▸ **Written instruction**
Copy out the complete listing, word for word.

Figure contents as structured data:
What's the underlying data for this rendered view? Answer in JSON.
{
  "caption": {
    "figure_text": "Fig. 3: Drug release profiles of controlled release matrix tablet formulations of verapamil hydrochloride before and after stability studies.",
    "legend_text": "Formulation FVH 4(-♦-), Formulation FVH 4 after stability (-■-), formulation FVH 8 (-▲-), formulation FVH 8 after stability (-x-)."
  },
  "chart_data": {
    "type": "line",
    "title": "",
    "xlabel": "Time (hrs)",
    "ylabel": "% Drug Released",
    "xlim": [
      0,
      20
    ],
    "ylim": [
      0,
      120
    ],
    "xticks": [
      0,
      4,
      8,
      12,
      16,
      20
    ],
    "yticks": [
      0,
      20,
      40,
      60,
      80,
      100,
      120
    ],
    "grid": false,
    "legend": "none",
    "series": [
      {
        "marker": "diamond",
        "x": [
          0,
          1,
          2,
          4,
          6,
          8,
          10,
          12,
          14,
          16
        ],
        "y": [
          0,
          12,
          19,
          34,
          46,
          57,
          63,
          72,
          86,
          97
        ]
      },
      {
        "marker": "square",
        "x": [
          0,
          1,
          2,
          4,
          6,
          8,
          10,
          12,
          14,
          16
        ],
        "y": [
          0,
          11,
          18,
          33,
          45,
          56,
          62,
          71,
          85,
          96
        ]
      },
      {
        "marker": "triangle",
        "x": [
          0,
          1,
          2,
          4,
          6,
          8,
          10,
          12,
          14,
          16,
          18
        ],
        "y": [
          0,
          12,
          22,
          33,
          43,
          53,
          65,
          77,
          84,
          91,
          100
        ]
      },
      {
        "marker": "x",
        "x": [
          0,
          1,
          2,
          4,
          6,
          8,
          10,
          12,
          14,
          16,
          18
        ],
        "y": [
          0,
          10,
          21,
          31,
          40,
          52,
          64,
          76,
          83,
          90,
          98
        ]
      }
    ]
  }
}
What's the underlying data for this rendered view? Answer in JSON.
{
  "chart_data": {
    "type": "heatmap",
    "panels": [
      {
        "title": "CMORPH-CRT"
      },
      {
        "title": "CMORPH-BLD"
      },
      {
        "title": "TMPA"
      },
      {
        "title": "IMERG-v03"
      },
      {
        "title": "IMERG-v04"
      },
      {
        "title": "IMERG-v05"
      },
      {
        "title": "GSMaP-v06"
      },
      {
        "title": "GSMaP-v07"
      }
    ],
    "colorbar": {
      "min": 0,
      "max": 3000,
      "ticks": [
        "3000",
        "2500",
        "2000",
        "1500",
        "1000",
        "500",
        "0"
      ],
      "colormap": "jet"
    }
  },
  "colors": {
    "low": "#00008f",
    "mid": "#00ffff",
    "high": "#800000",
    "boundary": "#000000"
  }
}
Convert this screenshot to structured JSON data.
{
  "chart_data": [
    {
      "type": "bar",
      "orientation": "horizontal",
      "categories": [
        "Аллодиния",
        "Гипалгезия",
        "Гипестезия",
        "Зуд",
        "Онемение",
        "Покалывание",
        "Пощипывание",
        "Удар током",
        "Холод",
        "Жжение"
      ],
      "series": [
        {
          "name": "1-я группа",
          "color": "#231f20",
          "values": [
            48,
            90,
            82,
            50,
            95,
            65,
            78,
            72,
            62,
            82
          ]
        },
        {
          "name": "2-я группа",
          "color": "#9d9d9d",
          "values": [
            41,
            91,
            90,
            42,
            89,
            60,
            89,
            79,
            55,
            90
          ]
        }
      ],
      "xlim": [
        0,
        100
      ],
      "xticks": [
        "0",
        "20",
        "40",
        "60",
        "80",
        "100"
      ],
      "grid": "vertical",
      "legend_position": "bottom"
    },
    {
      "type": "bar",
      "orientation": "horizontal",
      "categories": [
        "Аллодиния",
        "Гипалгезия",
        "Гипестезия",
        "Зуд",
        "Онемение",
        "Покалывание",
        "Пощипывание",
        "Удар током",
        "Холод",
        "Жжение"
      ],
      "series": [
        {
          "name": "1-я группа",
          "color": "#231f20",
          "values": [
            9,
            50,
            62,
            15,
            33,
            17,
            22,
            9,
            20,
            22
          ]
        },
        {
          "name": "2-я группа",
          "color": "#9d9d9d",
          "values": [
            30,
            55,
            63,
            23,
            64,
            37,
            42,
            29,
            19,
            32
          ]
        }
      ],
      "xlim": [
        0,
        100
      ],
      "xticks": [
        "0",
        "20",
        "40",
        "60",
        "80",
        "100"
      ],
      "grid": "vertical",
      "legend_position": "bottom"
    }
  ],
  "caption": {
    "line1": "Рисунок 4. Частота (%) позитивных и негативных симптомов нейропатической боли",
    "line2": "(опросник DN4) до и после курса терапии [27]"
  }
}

▸ **Response below**
What's the underlying data for this rendered view? Answer in JSON.
{
  "caption": {
    "figure_text": "Fig. 3: Drug release profiles of controlled release matrix tablet formulations of verapamil hydrochloride before and after stability studies.",
    "legend_text": "Formulation FVH 4(-♦-), Formulation FVH 4 after stability (-■-), formulation FVH 8 (-▲-), formulation FVH 8 after stability (-x-)."
  },
  "chart_data": {
    "type": "line",
    "title": "",
    "xlabel": "Time (hrs)",
    "ylabel": "% Drug Released",
    "xlim": [
      0,
      20
    ],
    "ylim": [
      0,
      120
    ],
    "xticks": [
      0,
      4,
      8,
      12,
      16,
      20
    ],
    "yticks": [
      0,
      20,
      40,
      60,
      80,
      100,
      120
    ],
    "grid": false,
    "legend": "none",
    "series": [
      {
        "marker": "diamond",
        "x": [
          0,
          1,
          2,
          4,
          6,
          8,
          10,
          12,
          14,
          16
        ],
        "y": [
          0,
          12,
          19,
          34,
          46,
          57,
          63,
          72,
          86,
          97
        ]
      },
      {
        "marker": "square",
        "x": [
          0,
          1,
          2,
          4,
          6,
          8,
          10,
          12,
          14,
          16
        ],
        "y": [
          0,
          11,
          18,
          33,
          45,
          56,
          62,
          71,
          85,
          96
        ]
      },
      {
        "marker": "triangle",
        "x": [
          0,
          1,
          2,
          4,
          6,
          8,
          10,
          12,
          14,
          16,
          18
        ],
        "y": [
          0,
          12,
          22,
          33,
          43,
          53,
          65,
          77,
          84,
          91,
          100
        ]
      },
      {
        "marker": "x",
        "x": [
          0,
          1,
          2,
          4,
          6,
          8,
          10,
          12,
          14,
          16,
          18
        ],
        "y": [
          0,
          10,
          21,
          31,
          40,
          52,
          64,
          76,
          83,
          90,
          98
        ]
      }
    ]
  }
}
What's the underlying data for this rendered view? Answer in JSON.
{
  "chart_data": {
    "type": "heatmap",
    "panels": [
      {
        "title": "CMORPH-CRT"
      },
      {
        "title": "CMORPH-BLD"
      },
      {
        "title": "TMPA"
      },
      {
        "title": "IMERG-v03"
      },
      {
        "title": "IMERG-v04"
      },
      {
        "title": "IMERG-v05"
      },
      {
        "title": "GSMaP-v06"
      },
      {
        "title": "GSMaP-v07"
      }
    ],
    "colorbar": {
      "min": 0,
      "max": 3000,
      "ticks": [
        "3000",
        "2500",
        "2000",
        "1500",
        "1000",
        "500",
        "0"
      ],
      "colormap": "jet"
    }
  },
  "colors": {
    "low": "#00008f",
    "mid": "#00ffff",
    "high": "#800000",
    "boundary": "#000000"
  }
}
Convert this screenshot to structured JSON data.
{
  "chart_data": [
    {
      "type": "bar",
      "orientation": "horizontal",
      "categories": [
        "Аллодиния",
        "Гипалгезия",
        "Гипестезия",
        "Зуд",
        "Онемение",
        "Покалывание",
        "Пощипывание",
        "Удар током",
        "Холод",
        "Жжение"
      ],
      "series": [
        {
          "name": "1-я группа",
          "color": "#231f20",
          "values": [
            48,
            90,
            82,
            50,
            95,
            65,
            78,
            72,
            62,
            82
          ]
        },
        {
          "name": "2-я группа",
          "color": "#9d9d9d",
          "values": [
            41,
            91,
            90,
            42,
            89,
            60,
            89,
            79,
            55,
            90
          ]
        }
      ],
      "xlim": [
        0,
        100
      ],
      "xticks": [
        "0",
        "20",
        "40",
        "60",
        "80",
        "100"
      ],
      "grid": "vertical",
      "legend_position": "bottom"
    },
    {
      "type": "bar",
      "orientation": "horizontal",
      "categories": [
        "Аллодиния",
        "Гипалгезия",
        "Гипестезия",
        "Зуд",
        "Онемение",
        "Покалывание",
        "Пощипывание",
        "Удар током",
        "Холод",
        "Жжение"
      ],
      "series": [
        {
          "name": "1-я группа",
          "color": "#231f20",
          "values": [
            9,
            50,
            62,
            15,
            33,
            17,
            22,
            9,
            20,
            22
          ]
        },
        {
          "name": "2-я группа",
          "color": "#9d9d9d",
          "values": [
            30,
            55,
            63,
            23,
            64,
            37,
            42,
            29,
            19,
            32
          ]
        }
      ],
      "xlim": [
        0,
        100
      ],
      "xticks": [
        "0",
        "20",
        "40",
        "60",
        "80",
        "100"
      ],
      "grid": "vertical",
      "legend_position": "bottom"
    }
  ],
  "caption": {
    "line1": "Рисунок 4. Частота (%) позитивных и негативных симптомов нейропатической боли",
    "line2": "(опросник DN4) до и после курса терапии [27]"
  }
}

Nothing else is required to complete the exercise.